▶ GOAL:
All the entries need to be quoted exactly, apart from the pictures, which you should drop.

▶ Lines of data:
+-------+
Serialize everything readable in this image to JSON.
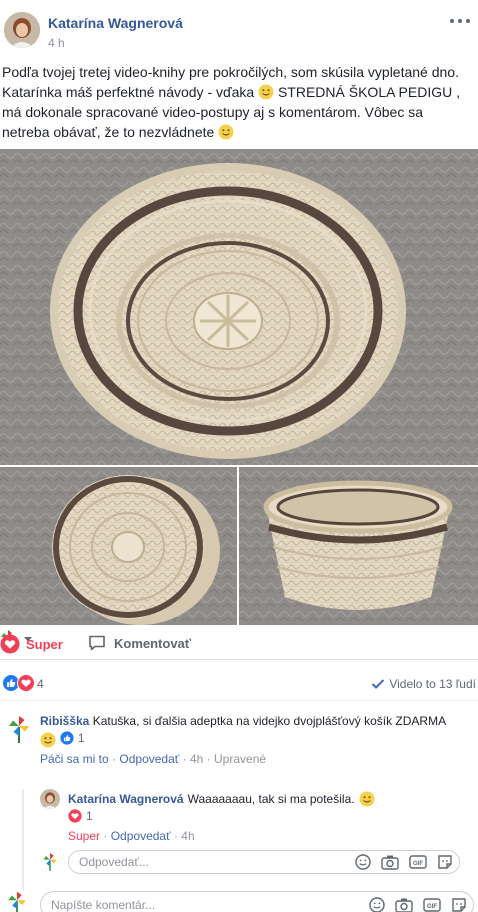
{
  "post": {
    "author": "Katarína Wagnerová",
    "time": "4 h",
    "text_line1": "Podľa tvojej tretej video-knihy pre pokročilých, som skúsila vypletané dno.",
    "text_line2": "Katarínka máš perfektné návody - vďaka",
    "text_line2b": "STREDNÁ ŠKOLA PEDIGU ,",
    "text_line3": "má dokonale spracované video-postupy aj s komentárom. Vôbec sa",
    "text_line4": "netreba obávať, že to nezvládnete"
  },
  "actions": {
    "super_label": "Super",
    "comment_label": "Komentovať"
  },
  "reactions": {
    "count": "4",
    "seen_label": "Videlo to 13 ľudí"
  },
  "comments": [
    {
      "author": "Ribišška",
      "text": "Katuška, si ďalšia adeptka na videjko dvojplášťový košík ZDARMA",
      "like_count": "1",
      "like_label": "Páči sa mi to",
      "reply_label": "Odpovedať",
      "time": "4h",
      "edited_label": "Upravené"
    }
  ],
  "reply": {
    "author": "Katarína Wagnerová",
    "text": "Waaaaaaau, tak si ma potešila.",
    "love_count": "1",
    "super_label": "Super",
    "reply_label": "Odpovedať",
    "time": "4h"
  },
  "reply_input": {
    "placeholder": "Odpovedať..."
  },
  "comment_input": {
    "placeholder": "Napíšte komentár..."
  },
  "separator": "·",
  "colors": {
    "link_blue": "#365899",
    "super_red": "#f33e58",
    "like_blue": "#4267b2",
    "muted": "#90949c"
  }
}
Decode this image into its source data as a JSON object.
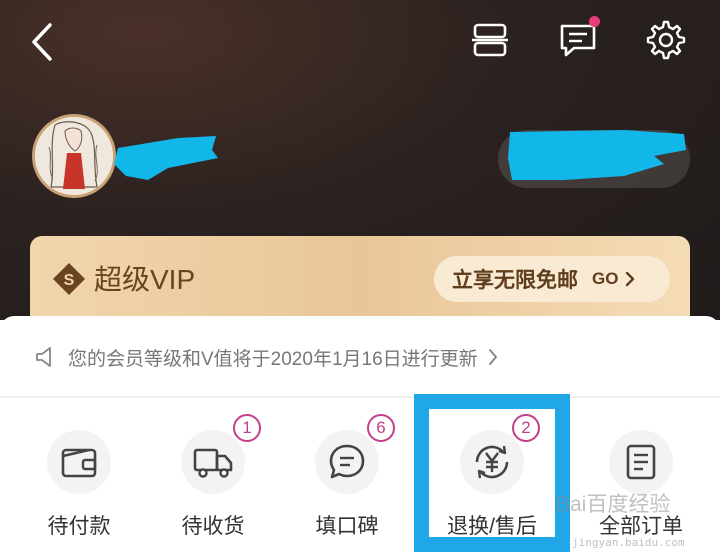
{
  "header": {
    "icons": [
      "back-icon",
      "scan-icon",
      "message-icon",
      "settings-icon"
    ],
    "message_has_dot": true
  },
  "profile": {
    "avatar": "avatar-illustration"
  },
  "vip": {
    "title": "超级VIP",
    "cta_label": "立享无限免邮",
    "cta_go": "GO"
  },
  "notice": {
    "text": "您的会员等级和V值将于2020年1月16日进行更新"
  },
  "orders": [
    {
      "label": "待付款",
      "icon": "wallet-icon",
      "badge": ""
    },
    {
      "label": "待收货",
      "icon": "truck-icon",
      "badge": "1"
    },
    {
      "label": "填口碑",
      "icon": "comment-icon",
      "badge": "6"
    },
    {
      "label": "退换/售后",
      "icon": "refund-icon",
      "badge": "2"
    },
    {
      "label": "全部订单",
      "icon": "order-list-icon",
      "badge": ""
    }
  ],
  "watermark": {
    "text": "Bai百度经验",
    "sub": "jingyan.baidu.com"
  },
  "colors": {
    "header_bg": "#2b2220",
    "vip_gold": "#e9c697",
    "badge": "#c2408a",
    "highlight": "#1fa7e8",
    "notification_dot": "#e83c7a"
  }
}
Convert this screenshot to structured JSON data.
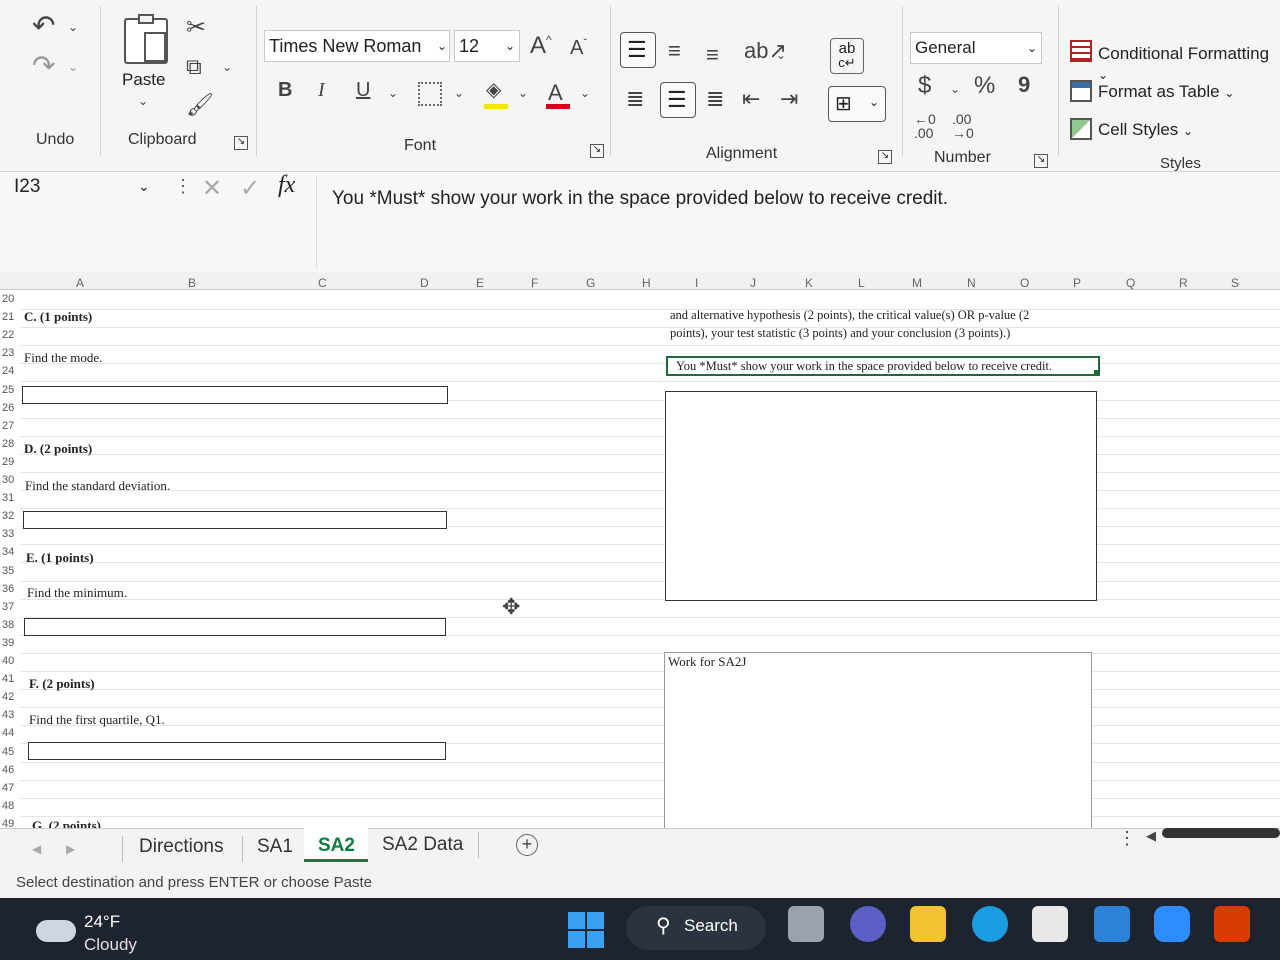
{
  "ribbon": {
    "groups": {
      "undo": "Undo",
      "clipboard": "Clipboard",
      "font": "Font",
      "alignment": "Alignment",
      "number": "Number",
      "styles": "Styles"
    },
    "paste_label": "Paste",
    "font_name": "Times New Roman",
    "font_size": "12",
    "number_format": "General",
    "bold": "B",
    "italic": "I",
    "underline": "U",
    "currency": "$",
    "percent": "%",
    "comma": "9",
    "conditional_formatting": "Conditional Formatting",
    "format_as_table": "Format as Table",
    "cell_styles": "Cell Styles",
    "wrap_icon_text": "ab"
  },
  "formula_bar": {
    "name_box": "I23",
    "fx": "fx",
    "content": "You *Must* show your work in the space provided below to receive credit."
  },
  "columns": [
    "A",
    "B",
    "C",
    "D",
    "E",
    "F",
    "G",
    "H",
    "I",
    "J",
    "K",
    "L",
    "M",
    "N",
    "O",
    "P",
    "Q",
    "R",
    "S"
  ],
  "rows": [
    "20",
    "21",
    "22",
    "23",
    "24",
    "25",
    "26",
    "27",
    "28",
    "29",
    "30",
    "31",
    "32",
    "33",
    "34",
    "35",
    "36",
    "37",
    "38",
    "39",
    "40",
    "41",
    "42",
    "43",
    "44",
    "45",
    "46",
    "47",
    "48",
    "49"
  ],
  "sheet": {
    "c_heading": "C. (1 points)",
    "c_prompt": "Find the mode.",
    "d_heading": "D. (2 points)",
    "d_prompt": "Find the standard deviation.",
    "e_heading": "E. (1 points)",
    "e_prompt": "Find the minimum.",
    "f_heading": "F. (2 points)",
    "f_prompt": "Find the first quartile, Q1.",
    "g_heading": "G. (2 points)",
    "right_line1": "and alternative hypothesis (2 points), the critical value(s) OR p-value (2",
    "right_line2": "points), your test statistic (3 points) and your conclusion (3 points).)",
    "right_notice": "You *Must* show your work in the space provided below to receive credit.",
    "work_label": "Work for SA2J"
  },
  "tabs": [
    "Directions",
    "SA1",
    "SA2",
    "SA2 Data"
  ],
  "active_tab": "SA2",
  "status_text": "Select destination and press ENTER or choose Paste",
  "weather": {
    "temp": "24°F",
    "condition": "Cloudy"
  },
  "taskbar": {
    "search": "Search"
  },
  "colors": {
    "accent": "#107c41",
    "taskbar": "#1d2430"
  }
}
+-------+
▶ WRITTEN SOLUTION:
Serialize everything readable in this image to JSON.
{
  "post": {
    "author": "Katarína Wagnerová",
    "time": "4 h",
    "text_line1": "Podľa tvojej tretej video-knihy pre pokročilých, som skúsila vypletané dno.",
    "text_line2": "Katarínka máš perfektné návody - vďaka",
    "text_line2b": "STREDNÁ ŠKOLA PEDIGU ,",
    "text_line3": "má dokonale spracované video-postupy aj s komentárom. Vôbec sa",
    "text_line4": "netreba obávať, že to nezvládnete"
  },
  "actions": {
    "super_label": "Super",
    "comment_label": "Komentovať"
  },
  "reactions": {
    "count": "4",
    "seen_label": "Videlo to 13 ľudí"
  },
  "comments": [
    {
      "author": "Ribišška",
      "text": "Katuška, si ďalšia adeptka na videjko dvojplášťový košík ZDARMA",
      "like_count": "1",
      "like_label": "Páči sa mi to",
      "reply_label": "Odpovedať",
      "time": "4h",
      "edited_label": "Upravené"
    }
  ],
  "reply": {
    "author": "Katarína Wagnerová",
    "text": "Waaaaaaau, tak si ma potešila.",
    "love_count": "1",
    "super_label": "Super",
    "reply_label": "Odpovedať",
    "time": "4h"
  },
  "reply_input": {
    "placeholder": "Odpovedať..."
  },
  "comment_input": {
    "placeholder": "Napíšte komentár..."
  },
  "separator": "·",
  "colors": {
    "link_blue": "#365899",
    "super_red": "#f33e58",
    "like_blue": "#4267b2",
    "muted": "#90949c"
  }
}
Decode this image into its source data as a JSON object.
{
  "header": {
    "icons": [
      "back-icon",
      "scan-icon",
      "message-icon",
      "settings-icon"
    ],
    "message_has_dot": true
  },
  "profile": {
    "avatar": "avatar-illustration"
  },
  "vip": {
    "title": "超级VIP",
    "cta_label": "立享无限免邮",
    "cta_go": "GO"
  },
  "notice": {
    "text": "您的会员等级和V值将于2020年1月16日进行更新"
  },
  "orders": [
    {
      "label": "待付款",
      "icon": "wallet-icon",
      "badge": ""
    },
    {
      "label": "待收货",
      "icon": "truck-icon",
      "badge": "1"
    },
    {
      "label": "填口碑",
      "icon": "comment-icon",
      "badge": "6"
    },
    {
      "label": "退换/售后",
      "icon": "refund-icon",
      "badge": "2"
    },
    {
      "label": "全部订单",
      "icon": "order-list-icon",
      "badge": ""
    }
  ],
  "watermark": {
    "text": "Bai百度经验",
    "sub": "jingyan.baidu.com"
  },
  "colors": {
    "header_bg": "#2b2220",
    "vip_gold": "#e9c697",
    "badge": "#c2408a",
    "highlight": "#1fa7e8",
    "notification_dot": "#e83c7a"
  }
}
Convert this screenshot to structured JSON data.
{
  "ribbon": {
    "groups": {
      "undo": "Undo",
      "clipboard": "Clipboard",
      "font": "Font",
      "alignment": "Alignment",
      "number": "Number",
      "styles": "Styles"
    },
    "paste_label": "Paste",
    "font_name": "Times New Roman",
    "font_size": "12",
    "number_format": "General",
    "bold": "B",
    "italic": "I",
    "underline": "U",
    "currency": "$",
    "percent": "%",
    "comma": "9",
    "conditional_formatting": "Conditional Formatting",
    "format_as_table": "Format as Table",
    "cell_styles": "Cell Styles",
    "wrap_icon_text": "ab"
  },
  "formula_bar": {
    "name_box": "I23",
    "fx": "fx",
    "content": "You *Must* show your work in the space provided below to receive credit."
  },
  "columns": [
    "A",
    "B",
    "C",
    "D",
    "E",
    "F",
    "G",
    "H",
    "I",
    "J",
    "K",
    "L",
    "M",
    "N",
    "O",
    "P",
    "Q",
    "R",
    "S"
  ],
  "rows": [
    "20",
    "21",
    "22",
    "23",
    "24",
    "25",
    "26",
    "27",
    "28",
    "29",
    "30",
    "31",
    "32",
    "33",
    "34",
    "35",
    "36",
    "37",
    "38",
    "39",
    "40",
    "41",
    "42",
    "43",
    "44",
    "45",
    "46",
    "47",
    "48",
    "49"
  ],
  "sheet": {
    "c_heading": "C. (1 points)",
    "c_prompt": "Find the mode.",
    "d_heading": "D. (2 points)",
    "d_prompt": "Find the standard deviation.",
    "e_heading": "E. (1 points)",
    "e_prompt": "Find the minimum.",
    "f_heading": "F. (2 points)",
    "f_prompt": "Find the first quartile, Q1.",
    "g_heading": "G. (2 points)",
    "right_line1": "and alternative hypothesis (2 points), the critical value(s) OR p-value (2",
    "right_line2": "points), your test statistic (3 points) and your conclusion (3 points).)",
    "right_notice": "You *Must* show your work in the space provided below to receive credit.",
    "work_label": "Work for SA2J"
  },
  "tabs": [
    "Directions",
    "SA1",
    "SA2",
    "SA2 Data"
  ],
  "active_tab": "SA2",
  "status_text": "Select destination and press ENTER or choose Paste",
  "weather": {
    "temp": "24°F",
    "condition": "Cloudy"
  },
  "taskbar": {
    "search": "Search"
  },
  "colors": {
    "accent": "#107c41",
    "taskbar": "#1d2430"
  }
}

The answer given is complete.